**PROBLÈME POSÉ:**
Reproduisez fidèlement le passage de l'extrait sur les réunions ci-dessous, en commençant à « La seconde condition » et en terminant à « du temps, …. ».

La seconde condition est d’aborder la question de la réunion en la considérant non comme un simple outil mais comme quelque chose de vivant. De la considérer sous l’angle de la mesure pour qu’elle puisse progresser. L’idée est ici de s’interroger sur le niveau d’énergie des participants à l’issue de la réunion. Est-il ou non supérieur à la sortie de la réunion ? Vouloir mesurer c’est vouloir avancer en s’interrogeant sur la durée, la fréquence ou même les processus qui la caractérisent. C’est aussi travailler sur les rôles particuliers que certains participants vont être amenés à incarner : secrétaire, facilitateur, gardien du temps, ….
En somme, la réunion créatrice de valeurs passe par trois temps distincts : la préparation, l’action, le débriefing / l’apprentissage.
Le processus de triage : un processus par défaut
Si, dans l’idéal, chaque réunion peut avoir des processus spécifiques, il n’en reste pas moins que, même si rien n’a été prévu ou anticipé, et que vous devez organiser une réunion, quelques processus simples, par défaut, peuvent être activés aisément et vous permettre de créer de la valeur.
L’intérêt ici est de pouvoir s’appuyer, quelle que soit les circonstances, sur des processus qui fonctionnent tout le temps, même quand rien n’est prévu. C’est ce que permet le processus de triage. Un processus simple où l’on commence par faire un ordre du jour, préparé en amont ou pas, nourri par celles et ceux qui ont des besoins à porter à l’attention des autres. Chacun réserve, en quelque sorte, un ou plusieurs espaces de travail. L’ordre du jour peut porter sur autant de points que nécessaire. Point 1 amené par monsieur X, point 2 par madame Y, etc. Celui qui le porte est le client.

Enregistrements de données
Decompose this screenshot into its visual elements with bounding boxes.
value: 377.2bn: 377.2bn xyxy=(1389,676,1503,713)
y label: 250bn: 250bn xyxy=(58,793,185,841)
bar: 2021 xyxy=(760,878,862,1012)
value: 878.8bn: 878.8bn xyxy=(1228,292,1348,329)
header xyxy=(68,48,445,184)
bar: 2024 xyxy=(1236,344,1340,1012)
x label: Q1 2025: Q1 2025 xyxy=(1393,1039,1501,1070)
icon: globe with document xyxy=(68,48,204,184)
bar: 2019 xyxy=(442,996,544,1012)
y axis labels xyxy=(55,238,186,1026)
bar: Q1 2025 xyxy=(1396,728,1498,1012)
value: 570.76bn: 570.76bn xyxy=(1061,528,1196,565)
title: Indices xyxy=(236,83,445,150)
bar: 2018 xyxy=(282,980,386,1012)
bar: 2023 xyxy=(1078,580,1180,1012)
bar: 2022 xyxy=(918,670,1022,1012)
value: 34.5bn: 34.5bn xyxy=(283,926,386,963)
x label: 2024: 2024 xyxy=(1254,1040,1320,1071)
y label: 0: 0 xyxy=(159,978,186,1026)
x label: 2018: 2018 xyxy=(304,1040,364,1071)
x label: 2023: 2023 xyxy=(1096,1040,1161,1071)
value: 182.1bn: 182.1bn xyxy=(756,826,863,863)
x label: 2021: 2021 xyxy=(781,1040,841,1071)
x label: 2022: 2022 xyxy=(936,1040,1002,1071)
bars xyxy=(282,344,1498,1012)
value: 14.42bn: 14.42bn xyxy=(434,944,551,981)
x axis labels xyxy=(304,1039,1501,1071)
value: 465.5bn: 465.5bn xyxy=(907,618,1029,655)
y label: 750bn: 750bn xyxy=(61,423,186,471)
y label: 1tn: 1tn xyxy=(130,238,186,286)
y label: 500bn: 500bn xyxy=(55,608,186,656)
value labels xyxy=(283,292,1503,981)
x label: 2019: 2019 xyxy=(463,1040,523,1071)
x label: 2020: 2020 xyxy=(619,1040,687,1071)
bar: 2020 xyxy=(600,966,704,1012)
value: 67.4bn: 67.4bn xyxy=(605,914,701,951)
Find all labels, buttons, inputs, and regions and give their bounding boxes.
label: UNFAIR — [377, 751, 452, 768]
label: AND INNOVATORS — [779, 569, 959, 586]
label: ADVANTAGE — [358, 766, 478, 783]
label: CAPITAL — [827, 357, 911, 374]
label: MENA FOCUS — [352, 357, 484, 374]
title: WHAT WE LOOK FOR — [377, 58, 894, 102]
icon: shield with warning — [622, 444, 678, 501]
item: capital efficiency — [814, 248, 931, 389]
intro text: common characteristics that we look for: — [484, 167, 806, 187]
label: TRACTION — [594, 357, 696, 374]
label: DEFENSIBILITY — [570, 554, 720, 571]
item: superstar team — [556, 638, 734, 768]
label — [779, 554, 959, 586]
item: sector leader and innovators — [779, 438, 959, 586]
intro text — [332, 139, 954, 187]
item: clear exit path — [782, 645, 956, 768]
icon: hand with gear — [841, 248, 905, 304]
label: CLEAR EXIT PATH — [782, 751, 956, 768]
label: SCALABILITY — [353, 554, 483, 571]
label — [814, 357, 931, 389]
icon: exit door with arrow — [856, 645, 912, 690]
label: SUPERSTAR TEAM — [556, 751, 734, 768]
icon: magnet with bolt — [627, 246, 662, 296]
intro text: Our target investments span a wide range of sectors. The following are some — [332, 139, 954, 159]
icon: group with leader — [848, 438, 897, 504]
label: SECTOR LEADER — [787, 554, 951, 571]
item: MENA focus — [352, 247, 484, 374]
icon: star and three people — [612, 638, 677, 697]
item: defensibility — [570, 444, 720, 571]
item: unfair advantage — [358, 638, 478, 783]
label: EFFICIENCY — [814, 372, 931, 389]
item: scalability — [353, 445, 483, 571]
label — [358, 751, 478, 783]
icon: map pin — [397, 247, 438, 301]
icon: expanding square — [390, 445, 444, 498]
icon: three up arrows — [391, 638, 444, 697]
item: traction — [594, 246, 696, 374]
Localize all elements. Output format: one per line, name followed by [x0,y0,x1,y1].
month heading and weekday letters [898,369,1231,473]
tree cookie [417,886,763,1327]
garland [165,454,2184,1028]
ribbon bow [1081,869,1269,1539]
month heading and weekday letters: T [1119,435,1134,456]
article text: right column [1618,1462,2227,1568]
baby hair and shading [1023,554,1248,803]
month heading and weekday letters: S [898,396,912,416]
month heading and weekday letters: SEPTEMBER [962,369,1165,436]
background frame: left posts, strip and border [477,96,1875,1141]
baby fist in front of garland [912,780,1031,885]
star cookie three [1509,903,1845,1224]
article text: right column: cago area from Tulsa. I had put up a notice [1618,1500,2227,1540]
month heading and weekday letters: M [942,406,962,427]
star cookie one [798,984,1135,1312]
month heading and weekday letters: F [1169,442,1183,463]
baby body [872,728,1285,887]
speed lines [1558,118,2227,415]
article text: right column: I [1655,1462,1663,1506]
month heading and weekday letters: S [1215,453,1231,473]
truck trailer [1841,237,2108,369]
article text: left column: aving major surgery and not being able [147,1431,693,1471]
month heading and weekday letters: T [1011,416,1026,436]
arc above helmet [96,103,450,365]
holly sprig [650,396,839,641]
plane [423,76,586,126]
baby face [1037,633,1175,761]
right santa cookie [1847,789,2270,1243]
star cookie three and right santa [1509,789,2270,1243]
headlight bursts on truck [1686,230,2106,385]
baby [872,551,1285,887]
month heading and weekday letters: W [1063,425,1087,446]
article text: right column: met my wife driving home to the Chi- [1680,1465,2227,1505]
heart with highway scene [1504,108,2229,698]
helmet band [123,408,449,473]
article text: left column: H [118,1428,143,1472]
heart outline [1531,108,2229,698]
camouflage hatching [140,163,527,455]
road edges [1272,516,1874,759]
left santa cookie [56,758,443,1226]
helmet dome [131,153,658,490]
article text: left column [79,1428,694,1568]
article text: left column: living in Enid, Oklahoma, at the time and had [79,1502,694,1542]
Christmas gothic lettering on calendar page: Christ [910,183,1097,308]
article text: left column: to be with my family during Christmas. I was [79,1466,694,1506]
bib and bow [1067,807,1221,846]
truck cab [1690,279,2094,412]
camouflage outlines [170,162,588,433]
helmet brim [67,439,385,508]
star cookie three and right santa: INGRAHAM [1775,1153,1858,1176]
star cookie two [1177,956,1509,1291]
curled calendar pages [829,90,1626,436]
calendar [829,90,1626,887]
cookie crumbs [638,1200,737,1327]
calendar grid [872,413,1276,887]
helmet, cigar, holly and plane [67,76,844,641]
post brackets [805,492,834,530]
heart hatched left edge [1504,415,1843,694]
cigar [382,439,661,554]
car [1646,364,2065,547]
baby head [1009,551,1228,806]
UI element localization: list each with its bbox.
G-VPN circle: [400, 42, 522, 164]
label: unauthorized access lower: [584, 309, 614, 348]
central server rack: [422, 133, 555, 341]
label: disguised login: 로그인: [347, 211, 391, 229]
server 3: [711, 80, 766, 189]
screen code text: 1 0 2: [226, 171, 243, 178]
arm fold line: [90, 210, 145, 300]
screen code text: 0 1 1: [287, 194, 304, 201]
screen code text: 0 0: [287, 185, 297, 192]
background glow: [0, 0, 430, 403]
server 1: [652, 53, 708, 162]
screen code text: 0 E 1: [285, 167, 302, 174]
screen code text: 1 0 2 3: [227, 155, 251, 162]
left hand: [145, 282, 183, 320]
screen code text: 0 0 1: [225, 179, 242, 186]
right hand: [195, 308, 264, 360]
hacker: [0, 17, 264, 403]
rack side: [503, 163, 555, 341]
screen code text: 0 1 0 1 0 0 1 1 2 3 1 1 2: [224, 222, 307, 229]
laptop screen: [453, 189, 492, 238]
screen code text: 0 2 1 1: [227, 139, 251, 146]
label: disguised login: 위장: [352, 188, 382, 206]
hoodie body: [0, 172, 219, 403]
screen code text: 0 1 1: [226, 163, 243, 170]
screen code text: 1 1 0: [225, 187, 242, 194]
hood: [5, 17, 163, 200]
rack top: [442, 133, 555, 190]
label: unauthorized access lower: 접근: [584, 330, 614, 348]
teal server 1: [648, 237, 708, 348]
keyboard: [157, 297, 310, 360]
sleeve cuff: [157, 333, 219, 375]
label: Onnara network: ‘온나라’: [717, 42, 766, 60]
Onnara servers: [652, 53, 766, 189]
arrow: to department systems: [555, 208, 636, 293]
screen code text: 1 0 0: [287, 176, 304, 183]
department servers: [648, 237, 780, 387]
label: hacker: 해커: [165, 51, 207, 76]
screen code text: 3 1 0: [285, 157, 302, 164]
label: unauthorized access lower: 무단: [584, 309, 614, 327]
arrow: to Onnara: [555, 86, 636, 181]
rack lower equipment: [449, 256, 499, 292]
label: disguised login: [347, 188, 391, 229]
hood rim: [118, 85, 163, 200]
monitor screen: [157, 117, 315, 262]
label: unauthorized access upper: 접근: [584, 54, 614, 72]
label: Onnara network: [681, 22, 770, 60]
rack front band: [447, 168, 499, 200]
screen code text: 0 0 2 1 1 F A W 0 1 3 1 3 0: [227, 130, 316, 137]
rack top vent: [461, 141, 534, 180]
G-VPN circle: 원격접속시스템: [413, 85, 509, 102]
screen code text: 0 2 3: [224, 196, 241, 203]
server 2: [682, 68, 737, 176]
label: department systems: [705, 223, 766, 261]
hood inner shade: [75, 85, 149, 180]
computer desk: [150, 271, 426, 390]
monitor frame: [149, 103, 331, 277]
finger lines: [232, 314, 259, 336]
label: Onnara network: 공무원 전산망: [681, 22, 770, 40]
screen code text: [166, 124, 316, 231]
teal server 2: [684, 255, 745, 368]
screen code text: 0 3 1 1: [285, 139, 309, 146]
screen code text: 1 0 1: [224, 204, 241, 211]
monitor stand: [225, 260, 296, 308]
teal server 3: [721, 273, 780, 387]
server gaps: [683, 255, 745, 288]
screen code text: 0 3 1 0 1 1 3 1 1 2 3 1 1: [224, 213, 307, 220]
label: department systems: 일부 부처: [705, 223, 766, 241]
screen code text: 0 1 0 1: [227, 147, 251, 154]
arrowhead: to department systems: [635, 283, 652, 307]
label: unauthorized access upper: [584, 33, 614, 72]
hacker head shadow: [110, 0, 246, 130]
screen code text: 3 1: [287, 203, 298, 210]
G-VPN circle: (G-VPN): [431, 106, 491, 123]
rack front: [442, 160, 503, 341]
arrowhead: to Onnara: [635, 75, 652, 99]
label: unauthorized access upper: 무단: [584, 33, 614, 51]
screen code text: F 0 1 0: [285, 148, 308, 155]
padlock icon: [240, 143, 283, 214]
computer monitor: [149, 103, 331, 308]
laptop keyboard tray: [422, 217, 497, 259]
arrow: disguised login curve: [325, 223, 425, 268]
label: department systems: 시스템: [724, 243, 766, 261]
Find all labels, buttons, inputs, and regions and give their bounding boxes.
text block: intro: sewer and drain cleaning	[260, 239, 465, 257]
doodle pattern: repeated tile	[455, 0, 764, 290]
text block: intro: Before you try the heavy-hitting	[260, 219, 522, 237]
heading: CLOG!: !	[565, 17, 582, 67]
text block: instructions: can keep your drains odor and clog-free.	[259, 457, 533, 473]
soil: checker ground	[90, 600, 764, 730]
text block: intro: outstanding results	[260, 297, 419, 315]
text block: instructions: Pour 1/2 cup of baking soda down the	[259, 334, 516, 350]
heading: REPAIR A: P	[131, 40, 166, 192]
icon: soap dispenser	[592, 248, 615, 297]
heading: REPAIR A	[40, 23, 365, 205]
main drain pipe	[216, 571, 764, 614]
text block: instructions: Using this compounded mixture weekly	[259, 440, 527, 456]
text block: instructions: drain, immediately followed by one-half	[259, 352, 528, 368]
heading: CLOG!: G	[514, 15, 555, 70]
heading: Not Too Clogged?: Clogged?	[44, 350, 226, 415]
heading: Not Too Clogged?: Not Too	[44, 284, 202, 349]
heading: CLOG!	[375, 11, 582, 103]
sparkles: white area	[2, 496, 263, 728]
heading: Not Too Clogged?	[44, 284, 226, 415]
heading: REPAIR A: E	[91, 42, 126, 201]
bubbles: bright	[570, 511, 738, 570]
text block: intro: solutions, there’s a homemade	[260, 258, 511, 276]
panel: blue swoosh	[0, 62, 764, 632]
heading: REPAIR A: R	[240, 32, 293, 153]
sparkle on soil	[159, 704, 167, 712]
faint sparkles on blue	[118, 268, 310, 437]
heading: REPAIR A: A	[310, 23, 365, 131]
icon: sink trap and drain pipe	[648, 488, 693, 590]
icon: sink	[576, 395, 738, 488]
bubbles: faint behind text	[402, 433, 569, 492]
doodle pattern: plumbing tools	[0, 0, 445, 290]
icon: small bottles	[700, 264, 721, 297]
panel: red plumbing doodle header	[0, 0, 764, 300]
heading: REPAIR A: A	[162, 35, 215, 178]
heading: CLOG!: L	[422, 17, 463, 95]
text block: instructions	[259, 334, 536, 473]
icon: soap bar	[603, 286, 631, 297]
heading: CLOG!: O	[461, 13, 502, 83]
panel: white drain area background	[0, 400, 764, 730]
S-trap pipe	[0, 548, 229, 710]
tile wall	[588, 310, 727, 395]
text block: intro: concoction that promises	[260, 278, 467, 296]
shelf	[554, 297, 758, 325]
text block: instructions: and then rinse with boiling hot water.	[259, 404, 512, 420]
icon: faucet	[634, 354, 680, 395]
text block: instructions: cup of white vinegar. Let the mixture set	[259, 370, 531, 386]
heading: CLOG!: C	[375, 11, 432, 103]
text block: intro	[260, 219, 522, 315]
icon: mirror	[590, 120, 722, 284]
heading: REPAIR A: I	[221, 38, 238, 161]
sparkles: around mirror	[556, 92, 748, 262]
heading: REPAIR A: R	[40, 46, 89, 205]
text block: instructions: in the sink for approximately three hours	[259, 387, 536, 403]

**RÉSULTAT DE LA TÂCHE:**
La seconde condition est d’aborder la question de la réunion en la considérant non comme un simple outil mais comme quelque chose de vivant. De la considérer sous l’angle de la mesure pour qu’elle puisse progresser. L’idée est ici de s’interroger sur le niveau d’énergie des participants à l’issue de la réunion. Est-il ou non supérieur à la sortie de la réunion ? Vouloir mesurer c’est vouloir avancer en s’interrogeant sur la durée, la fréquence ou même les processus qui la caractérisent. C’est aussi travailler sur les rôles particuliers que certains participants vont être amenés à incarner : secrétaire, facilitateur, gardien du temps, ….